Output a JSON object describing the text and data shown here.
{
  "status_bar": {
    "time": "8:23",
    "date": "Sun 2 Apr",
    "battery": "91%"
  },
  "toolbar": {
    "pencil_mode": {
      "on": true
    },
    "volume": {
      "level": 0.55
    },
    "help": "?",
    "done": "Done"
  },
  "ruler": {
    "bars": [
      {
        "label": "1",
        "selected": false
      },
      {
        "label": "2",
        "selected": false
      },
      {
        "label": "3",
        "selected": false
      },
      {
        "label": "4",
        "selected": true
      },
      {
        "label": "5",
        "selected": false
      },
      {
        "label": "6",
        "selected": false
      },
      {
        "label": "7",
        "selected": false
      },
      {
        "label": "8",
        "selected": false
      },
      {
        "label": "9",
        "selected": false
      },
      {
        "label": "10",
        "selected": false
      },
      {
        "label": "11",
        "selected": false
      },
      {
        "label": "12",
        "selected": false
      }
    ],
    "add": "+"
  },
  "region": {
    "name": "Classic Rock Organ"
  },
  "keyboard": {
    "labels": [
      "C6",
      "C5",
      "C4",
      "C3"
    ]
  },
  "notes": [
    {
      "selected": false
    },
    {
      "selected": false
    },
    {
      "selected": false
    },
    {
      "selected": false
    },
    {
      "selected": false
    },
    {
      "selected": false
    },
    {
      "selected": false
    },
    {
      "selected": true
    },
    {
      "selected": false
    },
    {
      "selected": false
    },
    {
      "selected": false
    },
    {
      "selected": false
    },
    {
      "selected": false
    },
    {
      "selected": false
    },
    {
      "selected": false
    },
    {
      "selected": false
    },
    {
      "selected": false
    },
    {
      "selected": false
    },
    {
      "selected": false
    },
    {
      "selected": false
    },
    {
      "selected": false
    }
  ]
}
:::
TASK TO COMPLETE: Every record shown above should be written out again exactly.

SOLUTION FOR THIS EXERCISE:
Output a JSON object describing the text and data shown here.
{
  "status_bar": {
    "time": "8:23",
    "date": "Sun 2 Apr",
    "battery": "91%"
  },
  "toolbar": {
    "pencil_mode": {
      "on": true
    },
    "volume": {
      "level": 0.55
    },
    "help": "?",
    "done": "Done"
  },
  "ruler": {
    "bars": [
      {
        "label": "1",
        "selected": false
      },
      {
        "label": "2",
        "selected": false
      },
      {
        "label": "3",
        "selected": false
      },
      {
        "label": "4",
        "selected": true
      },
      {
        "label": "5",
        "selected": false
      },
      {
        "label": "6",
        "selected": false
      },
      {
        "label": "7",
        "selected": false
      },
      {
        "label": "8",
        "selected": false
      },
      {
        "label": "9",
        "selected": false
      },
      {
        "label": "10",
        "selected": false
      },
      {
        "label": "11",
        "selected": false
      },
      {
        "label": "12",
        "selected": false
      }
    ],
    "add": "+"
  },
  "region": {
    "name": "Classic Rock Organ"
  },
  "keyboard": {
    "labels": [
      "C6",
      "C5",
      "C4",
      "C3"
    ]
  },
  "notes": [
    {
      "selected": false
    },
    {
      "selected": false
    },
    {
      "selected": false
    },
    {
      "selected": false
    },
    {
      "selected": false
    },
    {
      "selected": false
    },
    {
      "selected": false
    },
    {
      "selected": true
    },
    {
      "selected": false
    },
    {
      "selected": false
    },
    {
      "selected": false
    },
    {
      "selected": false
    },
    {
      "selected": false
    },
    {
      "selected": false
    },
    {
      "selected": false
    },
    {
      "selected": false
    },
    {
      "selected": false
    },
    {
      "selected": false
    },
    {
      "selected": false
    },
    {
      "selected": false
    },
    {
      "selected": false
    }
  ]
}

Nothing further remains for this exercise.